**Trecho selecionado:**
□ □ □ □ □ □ □

Por Igor Venceslau, na coluna Outras Cartografias.

A última virada de ano foi, mais uma vez, atípica. O mundo se dividia entre aqueles países que já haviam iniciado a vacinação contra a Covid-19 e aqueles que sequer apresentavam uma previsão pelas autoridades sanitárias nacionais, como foi o caso do Brasil. Embora contrastando com a situação do início de 2020 – quando os países se preparavam, ou não, para a chegada do novo coronavírus – a situação recente não era das mais animadoras.

Exatamente quando o relógio marcava 0h de 01/01/2021, dando início já à terceira década do século XXI e ao que alguns pensadores vêm atribuindo, com certo exagero, ao verdadeiro início do século, apenas 35 nações tinham aplicado ao menos uma dose da tão esperada vacina, sendo a maioria absoluta de países europeus. Aqueles que conseguiram produzir as próprias vacinas, por razões econômicas ou políticas, em laboratórios públicos ou privados, largaram na frente nessa corrida. Até aqui nada novo, exceto que Rússia e China foram os primeiros a iniciar oficialmente a campanha nacional de vacinação, seguidos de Reino Unido e EUA (embora seja consensual considerar a primeira pessoa vacinada uma moradora do Reino Unido), numa clara evidência da demonstração de poder geopolítico e econômico das potências, umas velhas e decadentes e outras ascendentes, mesmo que não tão novas assim.

□ □ □ □ □ □ □

**Registros extraídos:**

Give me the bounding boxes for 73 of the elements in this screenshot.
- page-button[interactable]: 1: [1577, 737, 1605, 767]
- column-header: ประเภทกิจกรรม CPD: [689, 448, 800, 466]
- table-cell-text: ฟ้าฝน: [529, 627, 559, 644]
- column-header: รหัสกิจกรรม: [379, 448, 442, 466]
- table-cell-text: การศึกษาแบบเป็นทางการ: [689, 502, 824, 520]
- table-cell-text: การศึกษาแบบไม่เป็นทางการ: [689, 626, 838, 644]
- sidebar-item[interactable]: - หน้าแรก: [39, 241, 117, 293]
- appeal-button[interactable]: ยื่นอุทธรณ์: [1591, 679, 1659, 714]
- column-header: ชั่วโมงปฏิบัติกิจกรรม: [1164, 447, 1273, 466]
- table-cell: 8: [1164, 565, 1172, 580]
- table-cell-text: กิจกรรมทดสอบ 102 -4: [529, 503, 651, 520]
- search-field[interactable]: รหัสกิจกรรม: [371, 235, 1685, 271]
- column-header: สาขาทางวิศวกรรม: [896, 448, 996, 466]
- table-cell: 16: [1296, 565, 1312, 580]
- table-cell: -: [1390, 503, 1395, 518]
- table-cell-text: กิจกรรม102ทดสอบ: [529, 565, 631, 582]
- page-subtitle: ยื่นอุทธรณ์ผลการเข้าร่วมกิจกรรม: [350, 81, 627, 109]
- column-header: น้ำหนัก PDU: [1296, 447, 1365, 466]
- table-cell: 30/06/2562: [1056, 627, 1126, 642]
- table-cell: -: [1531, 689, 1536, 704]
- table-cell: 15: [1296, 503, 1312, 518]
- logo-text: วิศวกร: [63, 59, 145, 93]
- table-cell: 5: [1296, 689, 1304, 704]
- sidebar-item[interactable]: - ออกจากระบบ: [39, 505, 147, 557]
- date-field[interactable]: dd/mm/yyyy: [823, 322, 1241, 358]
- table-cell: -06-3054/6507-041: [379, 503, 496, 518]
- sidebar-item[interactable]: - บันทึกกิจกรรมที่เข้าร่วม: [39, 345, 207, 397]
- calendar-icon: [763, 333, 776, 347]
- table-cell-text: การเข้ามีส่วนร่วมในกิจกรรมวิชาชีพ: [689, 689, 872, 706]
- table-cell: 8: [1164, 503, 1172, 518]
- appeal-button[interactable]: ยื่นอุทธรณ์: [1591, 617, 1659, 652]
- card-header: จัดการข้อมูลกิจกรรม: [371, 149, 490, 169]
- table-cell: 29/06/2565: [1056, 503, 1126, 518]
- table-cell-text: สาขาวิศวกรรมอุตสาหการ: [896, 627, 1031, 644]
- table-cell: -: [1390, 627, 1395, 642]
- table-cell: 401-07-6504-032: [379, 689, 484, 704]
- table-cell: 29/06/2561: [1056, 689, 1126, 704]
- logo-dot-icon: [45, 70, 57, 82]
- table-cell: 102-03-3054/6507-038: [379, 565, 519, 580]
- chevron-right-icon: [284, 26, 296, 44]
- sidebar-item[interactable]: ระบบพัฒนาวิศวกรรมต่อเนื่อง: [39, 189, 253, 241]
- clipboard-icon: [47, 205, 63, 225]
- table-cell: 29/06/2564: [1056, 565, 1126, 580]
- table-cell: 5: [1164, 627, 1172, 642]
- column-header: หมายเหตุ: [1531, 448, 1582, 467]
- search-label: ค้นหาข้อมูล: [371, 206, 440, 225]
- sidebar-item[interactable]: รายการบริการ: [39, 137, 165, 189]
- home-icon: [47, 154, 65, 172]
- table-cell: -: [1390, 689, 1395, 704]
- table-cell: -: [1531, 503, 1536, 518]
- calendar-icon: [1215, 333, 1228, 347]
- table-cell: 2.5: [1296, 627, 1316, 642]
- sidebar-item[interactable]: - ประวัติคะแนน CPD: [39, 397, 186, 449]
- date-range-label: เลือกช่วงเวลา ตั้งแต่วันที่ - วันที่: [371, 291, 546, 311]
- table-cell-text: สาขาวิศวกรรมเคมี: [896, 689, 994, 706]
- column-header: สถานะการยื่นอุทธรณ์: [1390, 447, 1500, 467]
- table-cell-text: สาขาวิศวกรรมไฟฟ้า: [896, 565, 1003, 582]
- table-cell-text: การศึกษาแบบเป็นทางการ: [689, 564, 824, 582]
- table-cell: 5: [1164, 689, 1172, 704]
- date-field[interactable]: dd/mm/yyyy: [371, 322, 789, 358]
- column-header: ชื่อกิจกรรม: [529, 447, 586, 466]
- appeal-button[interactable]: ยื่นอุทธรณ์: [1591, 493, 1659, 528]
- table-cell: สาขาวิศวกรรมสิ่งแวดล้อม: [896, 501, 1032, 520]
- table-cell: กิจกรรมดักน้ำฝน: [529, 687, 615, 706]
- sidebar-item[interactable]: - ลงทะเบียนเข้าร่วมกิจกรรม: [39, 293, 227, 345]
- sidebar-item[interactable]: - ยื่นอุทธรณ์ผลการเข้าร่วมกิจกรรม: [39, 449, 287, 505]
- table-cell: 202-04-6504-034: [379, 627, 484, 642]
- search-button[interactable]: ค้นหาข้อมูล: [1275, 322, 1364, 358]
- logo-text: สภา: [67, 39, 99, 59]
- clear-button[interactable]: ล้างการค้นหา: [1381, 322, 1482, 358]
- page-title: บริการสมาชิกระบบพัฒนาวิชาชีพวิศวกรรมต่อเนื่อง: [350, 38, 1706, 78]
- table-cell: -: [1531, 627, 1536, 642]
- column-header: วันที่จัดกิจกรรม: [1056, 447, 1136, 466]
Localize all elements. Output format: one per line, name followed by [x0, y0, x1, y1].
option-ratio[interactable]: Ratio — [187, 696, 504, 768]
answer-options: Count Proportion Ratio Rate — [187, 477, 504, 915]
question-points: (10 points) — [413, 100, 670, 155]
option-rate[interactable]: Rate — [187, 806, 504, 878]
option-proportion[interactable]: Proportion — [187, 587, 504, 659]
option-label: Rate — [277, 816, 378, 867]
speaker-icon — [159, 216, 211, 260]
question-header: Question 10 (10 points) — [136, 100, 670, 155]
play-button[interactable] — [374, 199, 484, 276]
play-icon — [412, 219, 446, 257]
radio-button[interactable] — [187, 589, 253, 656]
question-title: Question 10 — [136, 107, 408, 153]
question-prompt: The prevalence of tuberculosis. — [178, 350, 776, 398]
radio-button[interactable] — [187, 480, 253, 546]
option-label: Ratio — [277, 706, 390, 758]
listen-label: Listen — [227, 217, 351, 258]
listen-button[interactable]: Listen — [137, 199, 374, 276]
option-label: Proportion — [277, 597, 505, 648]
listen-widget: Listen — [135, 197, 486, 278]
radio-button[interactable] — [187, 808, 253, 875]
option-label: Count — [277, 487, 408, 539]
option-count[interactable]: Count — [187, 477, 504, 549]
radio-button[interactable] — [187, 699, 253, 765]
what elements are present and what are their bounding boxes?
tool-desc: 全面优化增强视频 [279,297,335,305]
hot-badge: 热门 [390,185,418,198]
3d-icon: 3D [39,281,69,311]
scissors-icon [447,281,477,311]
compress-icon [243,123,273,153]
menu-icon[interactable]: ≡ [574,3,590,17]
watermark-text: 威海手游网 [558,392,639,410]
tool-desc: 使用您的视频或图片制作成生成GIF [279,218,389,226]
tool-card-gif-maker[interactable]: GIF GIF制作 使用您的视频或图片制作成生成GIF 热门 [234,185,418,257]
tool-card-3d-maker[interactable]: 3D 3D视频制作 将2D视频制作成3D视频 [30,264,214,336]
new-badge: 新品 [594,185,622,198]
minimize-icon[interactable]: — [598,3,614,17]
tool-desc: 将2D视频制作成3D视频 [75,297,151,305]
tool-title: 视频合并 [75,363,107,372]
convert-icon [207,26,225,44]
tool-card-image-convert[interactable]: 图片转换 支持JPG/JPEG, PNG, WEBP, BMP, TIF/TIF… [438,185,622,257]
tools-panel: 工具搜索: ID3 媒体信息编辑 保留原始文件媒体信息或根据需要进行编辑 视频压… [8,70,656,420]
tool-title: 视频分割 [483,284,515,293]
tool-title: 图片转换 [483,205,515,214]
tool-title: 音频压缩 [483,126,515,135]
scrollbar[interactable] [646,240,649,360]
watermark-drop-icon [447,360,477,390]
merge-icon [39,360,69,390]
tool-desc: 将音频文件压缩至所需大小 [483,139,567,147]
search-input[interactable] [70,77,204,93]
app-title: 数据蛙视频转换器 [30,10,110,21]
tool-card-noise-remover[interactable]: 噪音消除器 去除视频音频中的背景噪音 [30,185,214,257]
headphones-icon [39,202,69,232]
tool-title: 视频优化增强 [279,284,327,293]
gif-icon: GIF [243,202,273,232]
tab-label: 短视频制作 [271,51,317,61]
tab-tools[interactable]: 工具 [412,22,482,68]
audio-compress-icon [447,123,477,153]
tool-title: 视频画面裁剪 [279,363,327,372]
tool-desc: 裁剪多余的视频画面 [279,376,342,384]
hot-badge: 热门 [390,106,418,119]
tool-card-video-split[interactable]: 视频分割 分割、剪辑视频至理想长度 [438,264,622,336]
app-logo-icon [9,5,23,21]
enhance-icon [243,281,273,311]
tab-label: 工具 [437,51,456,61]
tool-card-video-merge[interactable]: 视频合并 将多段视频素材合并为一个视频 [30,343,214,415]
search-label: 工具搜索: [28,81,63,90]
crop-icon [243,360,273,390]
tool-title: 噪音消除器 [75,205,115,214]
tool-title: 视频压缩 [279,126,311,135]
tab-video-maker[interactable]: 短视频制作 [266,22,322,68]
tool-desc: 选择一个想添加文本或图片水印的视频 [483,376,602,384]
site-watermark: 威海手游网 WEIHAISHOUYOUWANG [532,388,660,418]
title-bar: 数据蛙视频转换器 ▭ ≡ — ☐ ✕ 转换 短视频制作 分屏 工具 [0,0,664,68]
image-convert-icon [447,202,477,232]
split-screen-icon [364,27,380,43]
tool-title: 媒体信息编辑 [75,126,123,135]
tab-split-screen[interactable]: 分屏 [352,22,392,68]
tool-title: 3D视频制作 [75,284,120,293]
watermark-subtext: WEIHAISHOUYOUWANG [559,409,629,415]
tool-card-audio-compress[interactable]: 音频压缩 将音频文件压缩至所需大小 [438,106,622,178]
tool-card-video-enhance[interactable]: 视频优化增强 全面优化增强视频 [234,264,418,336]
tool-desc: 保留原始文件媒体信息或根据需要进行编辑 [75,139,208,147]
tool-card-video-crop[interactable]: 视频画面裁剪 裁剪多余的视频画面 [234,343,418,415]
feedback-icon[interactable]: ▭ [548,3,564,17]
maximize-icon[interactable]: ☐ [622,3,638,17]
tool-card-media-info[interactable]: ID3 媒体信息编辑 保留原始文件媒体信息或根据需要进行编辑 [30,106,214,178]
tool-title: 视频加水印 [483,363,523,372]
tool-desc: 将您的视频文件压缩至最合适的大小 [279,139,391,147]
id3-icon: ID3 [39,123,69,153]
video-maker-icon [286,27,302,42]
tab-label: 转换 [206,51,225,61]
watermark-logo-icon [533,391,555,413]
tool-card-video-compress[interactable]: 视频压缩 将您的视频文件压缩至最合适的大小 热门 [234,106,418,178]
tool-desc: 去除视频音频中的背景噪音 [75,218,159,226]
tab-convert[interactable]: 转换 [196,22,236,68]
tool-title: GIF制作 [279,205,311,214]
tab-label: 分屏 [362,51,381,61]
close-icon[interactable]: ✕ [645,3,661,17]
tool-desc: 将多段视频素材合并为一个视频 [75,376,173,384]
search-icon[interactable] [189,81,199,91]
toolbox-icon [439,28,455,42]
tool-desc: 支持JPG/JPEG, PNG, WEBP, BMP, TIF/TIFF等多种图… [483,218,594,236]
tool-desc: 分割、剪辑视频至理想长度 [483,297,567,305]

□ □ □ □ □ □ □

**Tarefa:** Reproduza do trecho sobre a vacinação tudo o que vai de "A última virada" até "das mais animadoras.", substituindo "Brasil" por "Chile". Os registros são um material independente do trecho.

**Resposta esperada:**
A última virada de ano foi, mais uma vez, atípica. O mundo se dividia entre aqueles países que já haviam iniciado a vacinação contra a Covid-19 e aqueles que sequer apresentavam uma previsão pelas autoridades sanitárias nacionais, como foi o caso do Chile. Embora contrastando com a situação do início de 2020 – quando os países se preparavam, ou não, para a chegada do novo coronavírus – a situação recente não era das mais animadoras.